■ **AIM**
Lay out the listing below as a numbered list with the blank lines and the pictures left out.

■ **SUPPLIED MATERIAL**
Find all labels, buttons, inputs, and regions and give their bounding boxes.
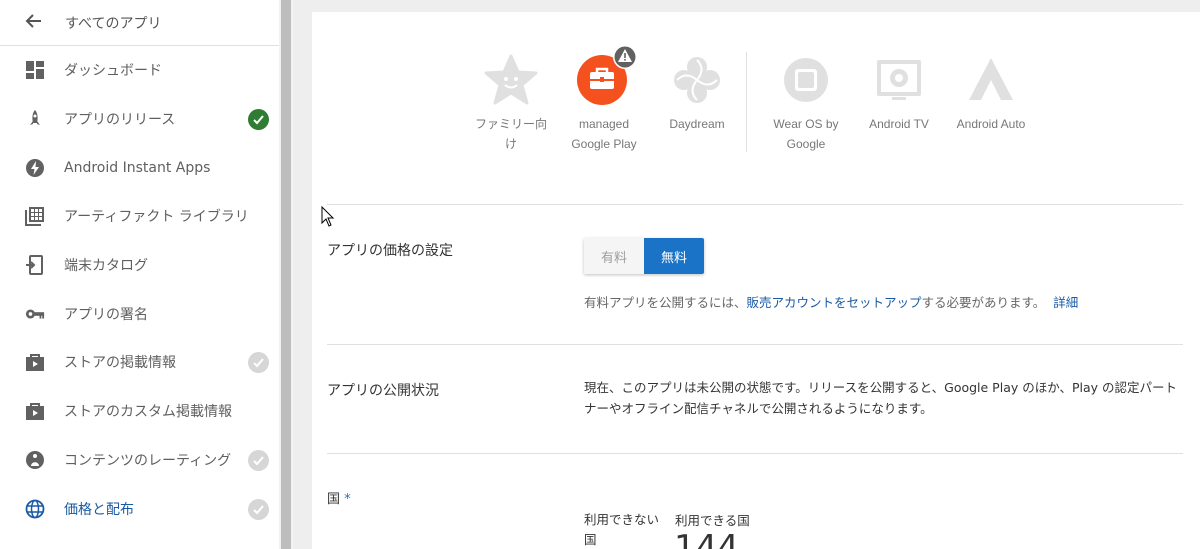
available-countries-count: 144 <box>674 528 739 549</box>
device-label: け <box>504 137 517 151</box>
sidebar-item-label: ストアの掲載情報 <box>64 355 176 371</box>
auto-icon <box>963 52 1019 108</box>
library-icon <box>25 206 45 226</box>
publish-status-label: アプリの公開状況 <box>327 383 439 399</box>
setup-merchant-account-link[interactable]: 販売アカウントをセットアップ <box>747 295 922 310</box>
countries-label: 国 * <box>327 488 351 507</box>
sidebar-scrollbar-thumb[interactable] <box>281 0 291 549</box>
device-android-tv[interactable]: Android TV <box>854 52 944 134</box>
rating-icon <box>25 450 45 470</box>
publish-status-text: 現在、このアプリは未公開の状態です。リリースを公開すると、Google Play… <box>584 380 1178 416</box>
device-label: managed <box>578 117 630 131</box>
pricing-toggle[interactable]: 有料 無料 <box>584 238 704 274</box>
device-family[interactable]: ファミリー向け <box>466 52 556 154</box>
sidebar-item-dashboard[interactable]: ダッシュボード <box>0 55 279 85</box>
daydream-icon <box>669 52 725 108</box>
key-icon <box>25 304 45 324</box>
device-managed-google-play[interactable]: managed Google Play <box>559 45 649 154</box>
dashboard-icon <box>25 60 45 80</box>
sidebar-item-content-rating[interactable]: コンテンツのレーティング <box>0 445 279 475</box>
sidebar-item-store-listing[interactable]: ストアの掲載情報 <box>0 347 279 377</box>
sidebar-item-artifact-library[interactable]: アーティファクト ライブラリ <box>0 201 279 231</box>
sidebar-item-label: コンテンツのレーティング <box>64 453 232 469</box>
available-countries-header: 利用できる国 <box>675 513 750 528</box>
device-divider <box>746 52 747 152</box>
device-label: Android Auto <box>956 117 1026 131</box>
check-pending-icon <box>248 450 269 471</box>
store-icon <box>25 401 45 421</box>
check-pending-icon <box>248 352 269 373</box>
paid-option-button[interactable]: 有料 <box>584 238 644 274</box>
sidebar-item-app-signing[interactable]: アプリの署名 <box>0 299 279 329</box>
briefcase-icon <box>576 45 637 108</box>
sidebar-item-label: Android Instant Apps <box>64 160 211 176</box>
sidebar-item-label: アプリの署名 <box>64 307 148 323</box>
sidebar-item-label: 端末カタログ <box>64 258 148 274</box>
device-label: Daydream <box>669 117 725 131</box>
back-label: すべてのアプリ <box>65 15 162 32</box>
mouse-cursor-icon <box>321 205 335 232</box>
sidebar-item-device-catalog[interactable]: 端末カタログ <box>0 250 279 280</box>
sidebar-item-pricing-distribution[interactable]: 価格と配布 <box>0 494 279 524</box>
device-wear-os[interactable]: Wear OS by Google <box>761 52 851 154</box>
required-mark: * <box>344 492 351 507</box>
divider <box>327 204 1183 205</box>
device-android-auto[interactable]: Android Auto <box>946 52 1036 134</box>
bolt-icon <box>25 158 45 178</box>
sidebar-item-label: アーティファクト ライブラリ <box>64 209 249 225</box>
globe-icon <box>25 499 45 519</box>
tv-icon <box>871 52 927 108</box>
free-option-button[interactable]: 無料 <box>644 238 704 274</box>
device-label: ファミリー向 <box>474 117 547 131</box>
device-label: Google <box>786 137 826 151</box>
device-daydream[interactable]: Daydream <box>652 52 742 134</box>
sidebar-item-app-releases[interactable]: アプリのリリース <box>0 104 279 134</box>
sidebar-item-instant-apps[interactable]: Android Instant Apps <box>0 153 279 183</box>
device-catalog-icon <box>25 255 45 275</box>
watch-icon <box>778 52 834 108</box>
pricing-note: 有料アプリを公開するには、販売アカウントをセットアップする必要があります。 詳細 <box>584 292 1078 311</box>
divider <box>327 453 1183 454</box>
device-label: Android TV <box>869 117 929 131</box>
sidebar-item-custom-store-listing[interactable]: ストアのカスタム掲載情報 <box>0 396 279 426</box>
check-complete-icon <box>248 109 269 130</box>
store-icon <box>25 352 45 372</box>
note-text: する必要があります。 <box>921 295 1046 310</box>
divider <box>327 344 1183 345</box>
warning-icon <box>612 44 638 74</box>
back-to-all-apps[interactable]: すべてのアプリ <box>0 0 279 46</box>
sidebar: すべてのアプリ ダッシュボード アプリのリリース Android Instant… <box>0 0 279 549</box>
arrow-back-icon <box>24 11 44 35</box>
sidebar-item-label: アプリのリリース <box>64 112 176 128</box>
check-pending-icon <box>248 499 269 520</box>
main-content: ファミリー向け managed Google Play Daydream Wear… <box>312 12 1200 549</box>
device-label: Google Play <box>571 137 637 151</box>
sidebar-item-label: ダッシュボード <box>64 63 162 79</box>
sidebar-item-label: 価格と配布 <box>64 502 134 518</box>
rocket-icon <box>25 109 45 129</box>
pricing-label: アプリの価格の設定 <box>327 243 453 259</box>
learn-more-link[interactable]: 詳細 <box>1053 295 1078 310</box>
note-text: 有料アプリを公開するには、 <box>584 295 747 310</box>
countries-label-text: 国 <box>327 492 341 507</box>
device-label: Wear OS by <box>773 117 839 131</box>
unavailable-countries-header: 利用できない国 <box>584 512 660 547</box>
sidebar-item-label: ストアのカスタム掲載情報 <box>64 404 232 420</box>
family-star-icon <box>483 52 539 108</box>
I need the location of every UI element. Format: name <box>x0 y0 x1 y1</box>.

■ **COMPLETE RESPONSE**
1. Find all labels, buttons, inputs, and regions and give their bounding boxes.
2. available-countries-count: 144 <box>674 528 739 549</box>
3. device-label: け <box>504 137 517 151</box>
4. sidebar-item-label: ストアの掲載情報 <box>64 355 176 371</box>
5. auto-icon <box>963 52 1019 108</box>
6. library-icon <box>25 206 45 226</box>
7. publish-status-label: アプリの公開状況 <box>327 383 439 399</box>
8. setup-merchant-account-link[interactable]: 販売アカウントをセットアップ <box>747 295 922 310</box>
9. countries-label: 国 * <box>327 488 351 507</box>
10. sidebar-scrollbar-thumb[interactable] <box>281 0 291 549</box>
11. device-android-tv[interactable]: Android TV <box>854 52 944 134</box>
12. rating-icon <box>25 450 45 470</box>
13. publish-status-text: 現在、このアプリは未公開の状態です。リリースを公開すると、Google Play… <box>584 380 1178 416</box>
14. device-label: managed <box>578 117 630 131</box>
15. pricing-toggle[interactable]: 有料 無料 <box>584 238 704 274</box>
16. device-family[interactable]: ファミリー向け <box>466 52 556 154</box>
17. sidebar-item-dashboard[interactable]: ダッシュボード <box>0 55 279 85</box>
18. daydream-icon <box>669 52 725 108</box>
19. key-icon <box>25 304 45 324</box>
20. device-managed-google-play[interactable]: managed Google Play <box>559 45 649 154</box>
21. dashboard-icon <box>25 60 45 80</box>
22. sidebar-item-content-rating[interactable]: コンテンツのレーティング <box>0 445 279 475</box>
23. sidebar-item-store-listing[interactable]: ストアの掲載情報 <box>0 347 279 377</box>
24. sidebar-item-artifact-library[interactable]: アーティファクト ライブラリ <box>0 201 279 231</box>
25. sidebar-item-label: コンテンツのレーティング <box>64 453 232 469</box>
26. available-countries-header: 利用できる国 <box>675 513 750 528</box>
27. device-divider <box>746 52 747 152</box>
28. device-label: Android Auto <box>956 117 1026 131</box>
29. check-pending-icon <box>248 450 269 471</box>
30. store-icon <box>25 401 45 421</box>
31. check-pending-icon <box>248 352 269 373</box>
32. paid-option-button[interactable]: 有料 <box>584 238 644 274</box>
33. sidebar-item-app-signing[interactable]: アプリの署名 <box>0 299 279 329</box>
34. briefcase-icon <box>576 45 637 108</box>
35. sidebar-item-label: Android Instant Apps <box>64 160 211 176</box>
36. sidebar-item-label: アプリの署名 <box>64 307 148 323</box>
37. sidebar-item-label: 端末カタログ <box>64 258 148 274</box>
38. device-label: Daydream <box>669 117 725 131</box>
39. back-label: すべてのアプリ <box>65 15 162 32</box>
40. mouse-cursor-icon <box>321 205 335 232</box>
41. sidebar-item-device-catalog[interactable]: 端末カタログ <box>0 250 279 280</box>
42. sidebar-item-pricing-distribution[interactable]: 価格と配布 <box>0 494 279 524</box>
43. device-wear-os[interactable]: Wear OS by Google <box>761 52 851 154</box>
44. required-mark: * <box>344 492 351 507</box>
45. divider <box>327 204 1183 205</box>
46. device-android-auto[interactable]: Android Auto <box>946 52 1036 134</box>
47. bolt-icon <box>25 158 45 178</box>
48. sidebar-item-label: アーティファクト ライブラリ <box>64 209 249 225</box>
49. globe-icon <box>25 499 45 519</box>
50. tv-icon <box>871 52 927 108</box>
51. free-option-button[interactable]: 無料 <box>644 238 704 274</box>
52. device-label: ファミリー向 <box>474 117 547 131</box>
53. device-label: Google <box>786 137 826 151</box>
54. device-daydream[interactable]: Daydream <box>652 52 742 134</box>
55. sidebar-item-app-releases[interactable]: アプリのリリース <box>0 104 279 134</box>
56. sidebar-item-instant-apps[interactable]: Android Instant Apps <box>0 153 279 183</box>
57. device-catalog-icon <box>25 255 45 275</box>
58. watch-icon <box>778 52 834 108</box>
59. pricing-note: 有料アプリを公開するには、販売アカウントをセットアップする必要があります。 詳細 <box>584 292 1078 311</box>
60. divider <box>327 453 1183 454</box>
61. device-label: Android TV <box>869 117 929 131</box>
62. sidebar-item-custom-store-listing[interactable]: ストアのカスタム掲載情報 <box>0 396 279 426</box>
63. check-complete-icon <box>248 109 269 130</box>
64. store-icon <box>25 352 45 372</box>
65. note-text: する必要があります。 <box>921 295 1046 310</box>
66. divider <box>327 344 1183 345</box>
67. warning-icon <box>612 44 638 74</box>
68. back-to-all-apps[interactable]: すべてのアプリ <box>0 0 279 46</box>
69. sidebar: すべてのアプリ ダッシュボード アプリのリリース Android Instant… <box>0 0 279 549</box>
70. arrow-back-icon <box>24 11 44 35</box>
71. sidebar-item-label: アプリのリリース <box>64 112 176 128</box>
72. check-pending-icon <box>248 499 269 520</box>
73. main-content: ファミリー向け managed Google Play Daydream Wear… <box>312 12 1200 549</box>
74. device-label: Google Play <box>571 137 637 151</box>
75. sidebar-item-label: ダッシュボード <box>64 63 162 79</box>
76. sidebar-item-label: 価格と配布 <box>64 502 134 518</box>
77. rocket-icon <box>25 109 45 129</box>
78. pricing-label: アプリの価格の設定 <box>327 243 453 259</box>
79. learn-more-link[interactable]: 詳細 <box>1053 295 1078 310</box>
80. note-text: 有料アプリを公開するには、 <box>584 295 747 310</box>
81. countries-label-text: 国 <box>327 492 341 507</box>
82. device-label: Wear OS by <box>773 117 839 131</box>
83. unavailable-countries-header: 利用できない国 <box>584 512 660 547</box>
84. sidebar-item-label: ストアのカスタム掲載情報 <box>64 404 232 420</box>
85. family-star-icon <box>483 52 539 108</box>
86. I need the location of every UI element. Format: name <box>x0 y0 x1 y1</box>.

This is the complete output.